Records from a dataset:
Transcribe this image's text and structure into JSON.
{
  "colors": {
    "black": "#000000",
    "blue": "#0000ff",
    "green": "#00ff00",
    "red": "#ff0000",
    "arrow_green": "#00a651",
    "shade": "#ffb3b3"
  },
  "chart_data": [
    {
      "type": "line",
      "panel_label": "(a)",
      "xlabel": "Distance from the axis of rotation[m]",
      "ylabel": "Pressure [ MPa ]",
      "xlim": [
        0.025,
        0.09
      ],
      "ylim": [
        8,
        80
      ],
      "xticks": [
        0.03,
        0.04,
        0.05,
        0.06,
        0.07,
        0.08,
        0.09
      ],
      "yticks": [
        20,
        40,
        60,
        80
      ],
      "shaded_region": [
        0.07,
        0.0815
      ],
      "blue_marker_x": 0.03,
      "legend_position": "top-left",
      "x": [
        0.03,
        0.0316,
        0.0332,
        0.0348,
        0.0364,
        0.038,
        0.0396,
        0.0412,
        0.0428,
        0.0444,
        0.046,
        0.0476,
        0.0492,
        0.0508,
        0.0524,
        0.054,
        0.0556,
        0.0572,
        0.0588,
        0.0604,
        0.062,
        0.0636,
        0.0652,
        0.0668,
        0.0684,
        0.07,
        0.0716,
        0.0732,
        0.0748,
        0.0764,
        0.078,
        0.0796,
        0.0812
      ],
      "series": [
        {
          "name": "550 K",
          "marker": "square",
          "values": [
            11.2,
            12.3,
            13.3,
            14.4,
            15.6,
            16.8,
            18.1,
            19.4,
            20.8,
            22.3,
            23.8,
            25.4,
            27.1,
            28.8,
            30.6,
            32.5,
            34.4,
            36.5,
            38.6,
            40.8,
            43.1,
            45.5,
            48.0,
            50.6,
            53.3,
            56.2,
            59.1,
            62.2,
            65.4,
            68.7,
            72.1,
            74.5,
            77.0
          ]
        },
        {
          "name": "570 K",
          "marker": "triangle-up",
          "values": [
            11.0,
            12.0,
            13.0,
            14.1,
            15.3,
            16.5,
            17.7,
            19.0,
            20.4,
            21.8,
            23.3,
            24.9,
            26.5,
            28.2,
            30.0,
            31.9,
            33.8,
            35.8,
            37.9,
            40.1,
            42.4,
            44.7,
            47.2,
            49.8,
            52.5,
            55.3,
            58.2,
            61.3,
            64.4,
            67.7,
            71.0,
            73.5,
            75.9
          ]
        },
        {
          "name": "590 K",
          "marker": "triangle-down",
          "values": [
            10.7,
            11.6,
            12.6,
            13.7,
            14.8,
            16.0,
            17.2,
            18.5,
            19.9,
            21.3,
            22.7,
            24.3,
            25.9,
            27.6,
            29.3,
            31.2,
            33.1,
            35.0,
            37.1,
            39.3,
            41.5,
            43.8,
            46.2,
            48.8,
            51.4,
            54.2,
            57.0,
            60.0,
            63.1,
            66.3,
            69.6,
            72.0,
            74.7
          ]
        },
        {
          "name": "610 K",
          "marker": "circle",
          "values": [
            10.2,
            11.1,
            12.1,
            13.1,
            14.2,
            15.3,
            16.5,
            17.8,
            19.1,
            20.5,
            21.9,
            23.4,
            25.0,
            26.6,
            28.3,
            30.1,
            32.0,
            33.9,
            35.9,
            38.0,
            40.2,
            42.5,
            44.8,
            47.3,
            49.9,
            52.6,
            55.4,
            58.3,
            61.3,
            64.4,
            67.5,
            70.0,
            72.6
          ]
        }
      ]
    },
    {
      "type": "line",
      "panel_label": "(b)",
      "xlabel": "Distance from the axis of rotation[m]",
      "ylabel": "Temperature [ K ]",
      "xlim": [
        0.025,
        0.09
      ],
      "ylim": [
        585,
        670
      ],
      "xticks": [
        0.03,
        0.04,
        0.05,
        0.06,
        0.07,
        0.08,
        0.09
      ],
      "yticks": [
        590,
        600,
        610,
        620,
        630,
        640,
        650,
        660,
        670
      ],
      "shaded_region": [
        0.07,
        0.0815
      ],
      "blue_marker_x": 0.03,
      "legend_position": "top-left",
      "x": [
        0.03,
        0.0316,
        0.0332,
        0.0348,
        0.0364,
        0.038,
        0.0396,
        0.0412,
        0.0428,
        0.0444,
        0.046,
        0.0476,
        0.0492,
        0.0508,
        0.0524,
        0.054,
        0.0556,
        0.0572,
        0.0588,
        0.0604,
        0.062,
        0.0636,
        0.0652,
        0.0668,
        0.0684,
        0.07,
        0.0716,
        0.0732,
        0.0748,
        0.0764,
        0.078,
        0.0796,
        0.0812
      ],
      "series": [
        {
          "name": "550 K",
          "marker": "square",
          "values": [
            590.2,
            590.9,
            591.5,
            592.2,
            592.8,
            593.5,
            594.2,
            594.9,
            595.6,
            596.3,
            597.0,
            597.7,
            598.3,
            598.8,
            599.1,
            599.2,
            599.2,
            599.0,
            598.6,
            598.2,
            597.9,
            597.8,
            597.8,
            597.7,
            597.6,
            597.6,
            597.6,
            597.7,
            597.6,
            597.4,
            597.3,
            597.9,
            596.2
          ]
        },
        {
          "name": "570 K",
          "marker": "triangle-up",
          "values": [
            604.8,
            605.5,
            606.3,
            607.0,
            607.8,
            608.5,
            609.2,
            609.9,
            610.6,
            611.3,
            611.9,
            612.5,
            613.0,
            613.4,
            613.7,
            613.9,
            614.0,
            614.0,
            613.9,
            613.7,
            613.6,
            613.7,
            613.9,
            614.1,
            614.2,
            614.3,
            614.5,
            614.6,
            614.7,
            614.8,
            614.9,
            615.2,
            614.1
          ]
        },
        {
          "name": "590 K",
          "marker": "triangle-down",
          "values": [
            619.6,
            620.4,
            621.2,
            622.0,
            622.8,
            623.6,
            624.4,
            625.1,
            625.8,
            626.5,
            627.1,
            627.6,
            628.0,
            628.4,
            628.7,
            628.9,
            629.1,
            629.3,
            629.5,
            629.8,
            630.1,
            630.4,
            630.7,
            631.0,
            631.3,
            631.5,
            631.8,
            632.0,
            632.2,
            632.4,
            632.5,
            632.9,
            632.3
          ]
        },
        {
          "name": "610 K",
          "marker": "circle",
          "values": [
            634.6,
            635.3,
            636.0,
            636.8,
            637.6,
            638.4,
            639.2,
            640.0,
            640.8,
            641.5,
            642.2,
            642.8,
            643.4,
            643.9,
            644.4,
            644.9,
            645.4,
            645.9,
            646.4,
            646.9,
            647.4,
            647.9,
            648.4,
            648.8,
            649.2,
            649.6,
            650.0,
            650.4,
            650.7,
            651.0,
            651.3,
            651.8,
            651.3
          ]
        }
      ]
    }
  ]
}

TASK STATEMENT:
Transcribe the material exactly as it reads.

RESPONSE TO THE EXERCISE:
Transcribe this image's text and structure into JSON.
{
  "colors": {
    "black": "#000000",
    "blue": "#0000ff",
    "green": "#00ff00",
    "red": "#ff0000",
    "arrow_green": "#00a651",
    "shade": "#ffb3b3"
  },
  "chart_data": [
    {
      "type": "line",
      "panel_label": "(a)",
      "xlabel": "Distance from the axis of rotation[m]",
      "ylabel": "Pressure [ MPa ]",
      "xlim": [
        0.025,
        0.09
      ],
      "ylim": [
        8,
        80
      ],
      "xticks": [
        0.03,
        0.04,
        0.05,
        0.06,
        0.07,
        0.08,
        0.09
      ],
      "yticks": [
        20,
        40,
        60,
        80
      ],
      "shaded_region": [
        0.07,
        0.0815
      ],
      "blue_marker_x": 0.03,
      "legend_position": "top-left",
      "x": [
        0.03,
        0.0316,
        0.0332,
        0.0348,
        0.0364,
        0.038,
        0.0396,
        0.0412,
        0.0428,
        0.0444,
        0.046,
        0.0476,
        0.0492,
        0.0508,
        0.0524,
        0.054,
        0.0556,
        0.0572,
        0.0588,
        0.0604,
        0.062,
        0.0636,
        0.0652,
        0.0668,
        0.0684,
        0.07,
        0.0716,
        0.0732,
        0.0748,
        0.0764,
        0.078,
        0.0796,
        0.0812
      ],
      "series": [
        {
          "name": "550 K",
          "marker": "square",
          "values": [
            11.2,
            12.3,
            13.3,
            14.4,
            15.6,
            16.8,
            18.1,
            19.4,
            20.8,
            22.3,
            23.8,
            25.4,
            27.1,
            28.8,
            30.6,
            32.5,
            34.4,
            36.5,
            38.6,
            40.8,
            43.1,
            45.5,
            48.0,
            50.6,
            53.3,
            56.2,
            59.1,
            62.2,
            65.4,
            68.7,
            72.1,
            74.5,
            77.0
          ]
        },
        {
          "name": "570 K",
          "marker": "triangle-up",
          "values": [
            11.0,
            12.0,
            13.0,
            14.1,
            15.3,
            16.5,
            17.7,
            19.0,
            20.4,
            21.8,
            23.3,
            24.9,
            26.5,
            28.2,
            30.0,
            31.9,
            33.8,
            35.8,
            37.9,
            40.1,
            42.4,
            44.7,
            47.2,
            49.8,
            52.5,
            55.3,
            58.2,
            61.3,
            64.4,
            67.7,
            71.0,
            73.5,
            75.9
          ]
        },
        {
          "name": "590 K",
          "marker": "triangle-down",
          "values": [
            10.7,
            11.6,
            12.6,
            13.7,
            14.8,
            16.0,
            17.2,
            18.5,
            19.9,
            21.3,
            22.7,
            24.3,
            25.9,
            27.6,
            29.3,
            31.2,
            33.1,
            35.0,
            37.1,
            39.3,
            41.5,
            43.8,
            46.2,
            48.8,
            51.4,
            54.2,
            57.0,
            60.0,
            63.1,
            66.3,
            69.6,
            72.0,
            74.7
          ]
        },
        {
          "name": "610 K",
          "marker": "circle",
          "values": [
            10.2,
            11.1,
            12.1,
            13.1,
            14.2,
            15.3,
            16.5,
            17.8,
            19.1,
            20.5,
            21.9,
            23.4,
            25.0,
            26.6,
            28.3,
            30.1,
            32.0,
            33.9,
            35.9,
            38.0,
            40.2,
            42.5,
            44.8,
            47.3,
            49.9,
            52.6,
            55.4,
            58.3,
            61.3,
            64.4,
            67.5,
            70.0,
            72.6
          ]
        }
      ]
    },
    {
      "type": "line",
      "panel_label": "(b)",
      "xlabel": "Distance from the axis of rotation[m]",
      "ylabel": "Temperature [ K ]",
      "xlim": [
        0.025,
        0.09
      ],
      "ylim": [
        585,
        670
      ],
      "xticks": [
        0.03,
        0.04,
        0.05,
        0.06,
        0.07,
        0.08,
        0.09
      ],
      "yticks": [
        590,
        600,
        610,
        620,
        630,
        640,
        650,
        660,
        670
      ],
      "shaded_region": [
        0.07,
        0.0815
      ],
      "blue_marker_x": 0.03,
      "legend_position": "top-left",
      "x": [
        0.03,
        0.0316,
        0.0332,
        0.0348,
        0.0364,
        0.038,
        0.0396,
        0.0412,
        0.0428,
        0.0444,
        0.046,
        0.0476,
        0.0492,
        0.0508,
        0.0524,
        0.054,
        0.0556,
        0.0572,
        0.0588,
        0.0604,
        0.062,
        0.0636,
        0.0652,
        0.0668,
        0.0684,
        0.07,
        0.0716,
        0.0732,
        0.0748,
        0.0764,
        0.078,
        0.0796,
        0.0812
      ],
      "series": [
        {
          "name": "550 K",
          "marker": "square",
          "values": [
            590.2,
            590.9,
            591.5,
            592.2,
            592.8,
            593.5,
            594.2,
            594.9,
            595.6,
            596.3,
            597.0,
            597.7,
            598.3,
            598.8,
            599.1,
            599.2,
            599.2,
            599.0,
            598.6,
            598.2,
            597.9,
            597.8,
            597.8,
            597.7,
            597.6,
            597.6,
            597.6,
            597.7,
            597.6,
            597.4,
            597.3,
            597.9,
            596.2
          ]
        },
        {
          "name": "570 K",
          "marker": "triangle-up",
          "values": [
            604.8,
            605.5,
            606.3,
            607.0,
            607.8,
            608.5,
            609.2,
            609.9,
            610.6,
            611.3,
            611.9,
            612.5,
            613.0,
            613.4,
            613.7,
            613.9,
            614.0,
            614.0,
            613.9,
            613.7,
            613.6,
            613.7,
            613.9,
            614.1,
            614.2,
            614.3,
            614.5,
            614.6,
            614.7,
            614.8,
            614.9,
            615.2,
            614.1
          ]
        },
        {
          "name": "590 K",
          "marker": "triangle-down",
          "values": [
            619.6,
            620.4,
            621.2,
            622.0,
            622.8,
            623.6,
            624.4,
            625.1,
            625.8,
            626.5,
            627.1,
            627.6,
            628.0,
            628.4,
            628.7,
            628.9,
            629.1,
            629.3,
            629.5,
            629.8,
            630.1,
            630.4,
            630.7,
            631.0,
            631.3,
            631.5,
            631.8,
            632.0,
            632.2,
            632.4,
            632.5,
            632.9,
            632.3
          ]
        },
        {
          "name": "610 K",
          "marker": "circle",
          "values": [
            634.6,
            635.3,
            636.0,
            636.8,
            637.6,
            638.4,
            639.2,
            640.0,
            640.8,
            641.5,
            642.2,
            642.8,
            643.4,
            643.9,
            644.4,
            644.9,
            645.4,
            645.9,
            646.4,
            646.9,
            647.4,
            647.9,
            648.4,
            648.8,
            649.2,
            649.6,
            650.0,
            650.4,
            650.7,
            651.0,
            651.3,
            651.8,
            651.3
          ]
        }
      ]
    }
  ]
}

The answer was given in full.